TASK BRIEF: Select each line where the word "jest" appears.

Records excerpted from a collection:
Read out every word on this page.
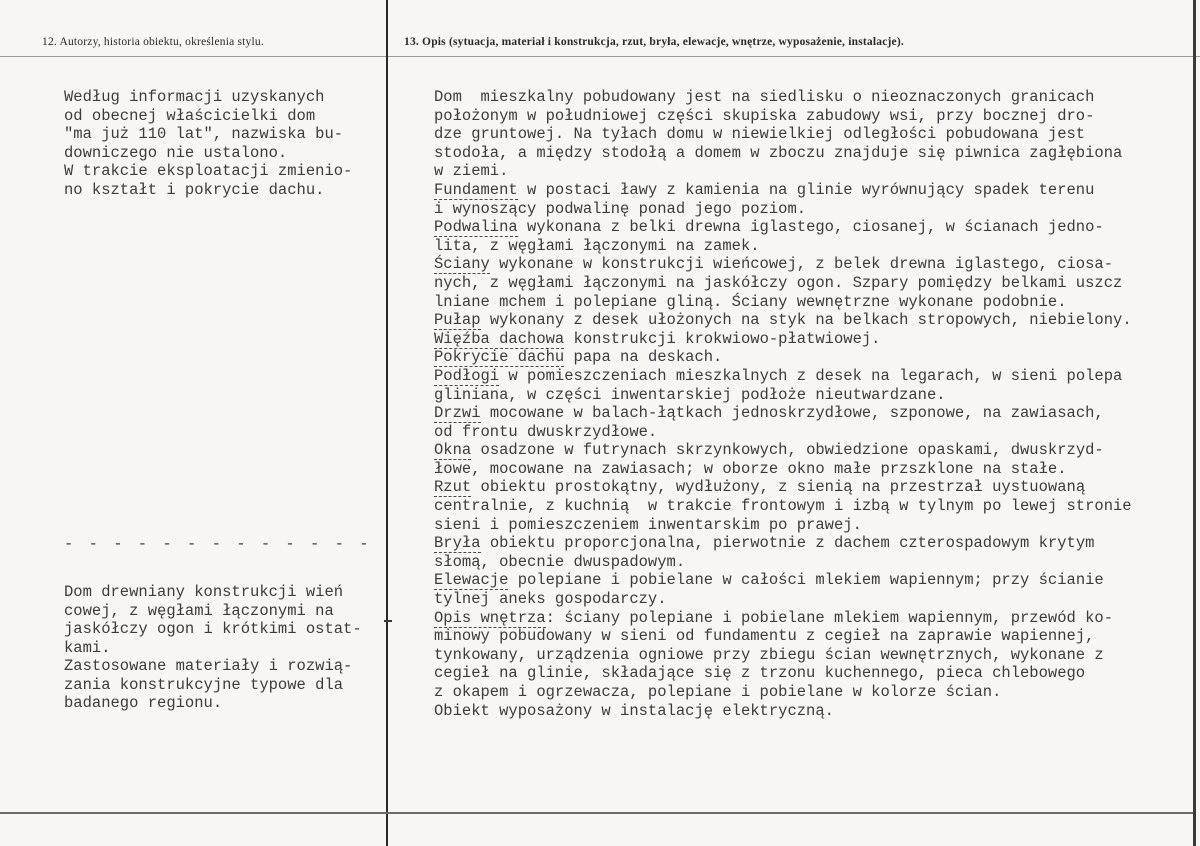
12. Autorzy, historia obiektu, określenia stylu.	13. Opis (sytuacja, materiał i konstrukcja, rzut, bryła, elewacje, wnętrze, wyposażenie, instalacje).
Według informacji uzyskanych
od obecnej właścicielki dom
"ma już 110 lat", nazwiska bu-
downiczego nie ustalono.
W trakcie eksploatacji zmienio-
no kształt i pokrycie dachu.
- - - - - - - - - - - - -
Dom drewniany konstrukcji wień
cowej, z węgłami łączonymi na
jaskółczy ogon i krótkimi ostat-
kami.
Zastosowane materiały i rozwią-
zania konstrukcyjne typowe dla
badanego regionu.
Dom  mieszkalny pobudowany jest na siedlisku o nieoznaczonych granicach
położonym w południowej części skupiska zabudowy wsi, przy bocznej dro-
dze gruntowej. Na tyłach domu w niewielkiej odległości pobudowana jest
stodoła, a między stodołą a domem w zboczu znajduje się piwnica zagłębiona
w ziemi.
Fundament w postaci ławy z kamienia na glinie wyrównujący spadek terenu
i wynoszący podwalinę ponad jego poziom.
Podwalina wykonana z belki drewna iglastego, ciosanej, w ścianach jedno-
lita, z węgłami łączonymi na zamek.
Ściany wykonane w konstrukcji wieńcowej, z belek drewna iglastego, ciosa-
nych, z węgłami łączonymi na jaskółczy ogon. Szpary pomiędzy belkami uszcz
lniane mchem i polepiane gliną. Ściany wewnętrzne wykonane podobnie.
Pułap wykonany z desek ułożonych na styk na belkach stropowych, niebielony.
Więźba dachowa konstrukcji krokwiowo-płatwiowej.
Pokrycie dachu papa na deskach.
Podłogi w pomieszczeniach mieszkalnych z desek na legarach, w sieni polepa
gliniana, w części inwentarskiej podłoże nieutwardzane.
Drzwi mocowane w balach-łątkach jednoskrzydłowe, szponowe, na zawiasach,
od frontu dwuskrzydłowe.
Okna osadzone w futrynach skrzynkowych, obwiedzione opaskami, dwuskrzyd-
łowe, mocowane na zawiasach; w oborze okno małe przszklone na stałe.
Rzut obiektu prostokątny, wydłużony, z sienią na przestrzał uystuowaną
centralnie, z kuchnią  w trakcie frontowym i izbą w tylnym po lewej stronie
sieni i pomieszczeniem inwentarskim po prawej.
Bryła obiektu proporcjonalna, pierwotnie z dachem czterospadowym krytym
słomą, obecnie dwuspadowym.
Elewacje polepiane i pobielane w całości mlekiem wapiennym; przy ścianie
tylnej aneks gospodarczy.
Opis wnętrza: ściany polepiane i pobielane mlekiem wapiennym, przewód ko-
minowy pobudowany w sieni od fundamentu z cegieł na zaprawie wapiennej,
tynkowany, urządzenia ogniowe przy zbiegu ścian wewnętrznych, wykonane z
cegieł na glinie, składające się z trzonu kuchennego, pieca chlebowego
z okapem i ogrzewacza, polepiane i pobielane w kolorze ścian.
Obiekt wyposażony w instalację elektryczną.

---

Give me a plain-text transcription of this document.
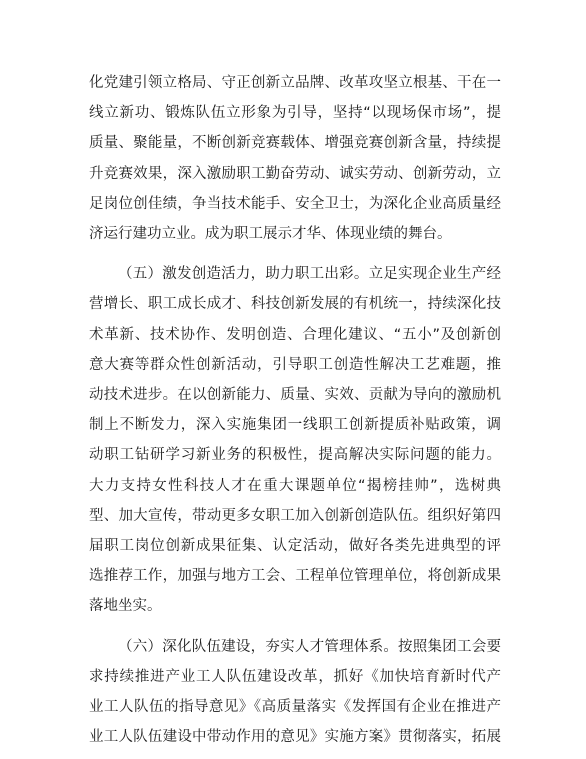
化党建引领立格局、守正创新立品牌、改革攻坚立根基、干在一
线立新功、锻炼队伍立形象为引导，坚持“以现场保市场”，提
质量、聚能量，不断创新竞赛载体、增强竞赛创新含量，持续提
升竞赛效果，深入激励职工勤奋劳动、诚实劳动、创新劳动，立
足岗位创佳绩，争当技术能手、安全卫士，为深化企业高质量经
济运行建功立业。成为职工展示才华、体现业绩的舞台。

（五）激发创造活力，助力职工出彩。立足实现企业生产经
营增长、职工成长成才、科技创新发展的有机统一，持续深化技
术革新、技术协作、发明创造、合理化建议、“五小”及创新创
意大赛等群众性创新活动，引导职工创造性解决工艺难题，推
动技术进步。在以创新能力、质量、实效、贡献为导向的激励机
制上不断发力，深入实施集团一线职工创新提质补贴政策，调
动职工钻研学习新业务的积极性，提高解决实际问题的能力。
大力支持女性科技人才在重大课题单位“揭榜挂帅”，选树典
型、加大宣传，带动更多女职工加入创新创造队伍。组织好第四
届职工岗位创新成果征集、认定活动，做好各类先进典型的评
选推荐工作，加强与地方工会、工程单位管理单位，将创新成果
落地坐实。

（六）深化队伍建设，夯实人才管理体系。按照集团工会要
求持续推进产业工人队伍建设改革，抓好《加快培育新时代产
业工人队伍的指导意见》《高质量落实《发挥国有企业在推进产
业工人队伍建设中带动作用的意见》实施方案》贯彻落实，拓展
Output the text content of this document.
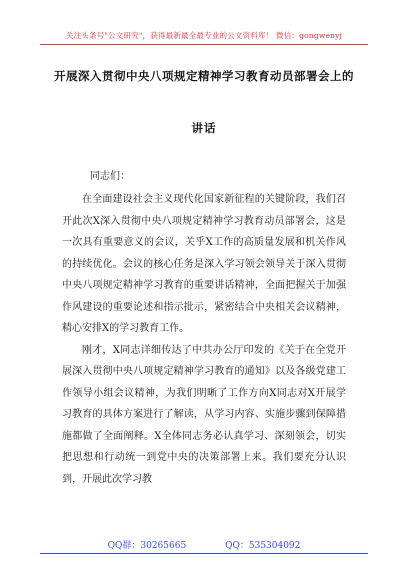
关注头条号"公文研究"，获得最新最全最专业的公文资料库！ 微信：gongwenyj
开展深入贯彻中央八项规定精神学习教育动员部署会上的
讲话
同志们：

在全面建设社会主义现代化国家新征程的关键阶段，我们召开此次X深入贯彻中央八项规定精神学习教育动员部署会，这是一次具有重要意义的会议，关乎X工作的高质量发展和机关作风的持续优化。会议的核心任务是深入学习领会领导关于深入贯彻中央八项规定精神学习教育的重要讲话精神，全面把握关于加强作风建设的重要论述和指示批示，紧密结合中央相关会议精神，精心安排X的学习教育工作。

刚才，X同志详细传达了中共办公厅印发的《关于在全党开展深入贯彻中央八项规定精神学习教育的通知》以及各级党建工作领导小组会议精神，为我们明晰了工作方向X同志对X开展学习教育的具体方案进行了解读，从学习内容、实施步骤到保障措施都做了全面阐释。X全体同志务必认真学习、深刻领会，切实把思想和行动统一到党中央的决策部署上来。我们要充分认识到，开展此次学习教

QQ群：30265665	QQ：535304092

FULL RESPONSE:
Dom  mieszkalny pobudowany jest na siedlisku o nieoznaczonych granicach
dze gruntowej. Na tyłach domu w niewielkiej odległości pobudowana jest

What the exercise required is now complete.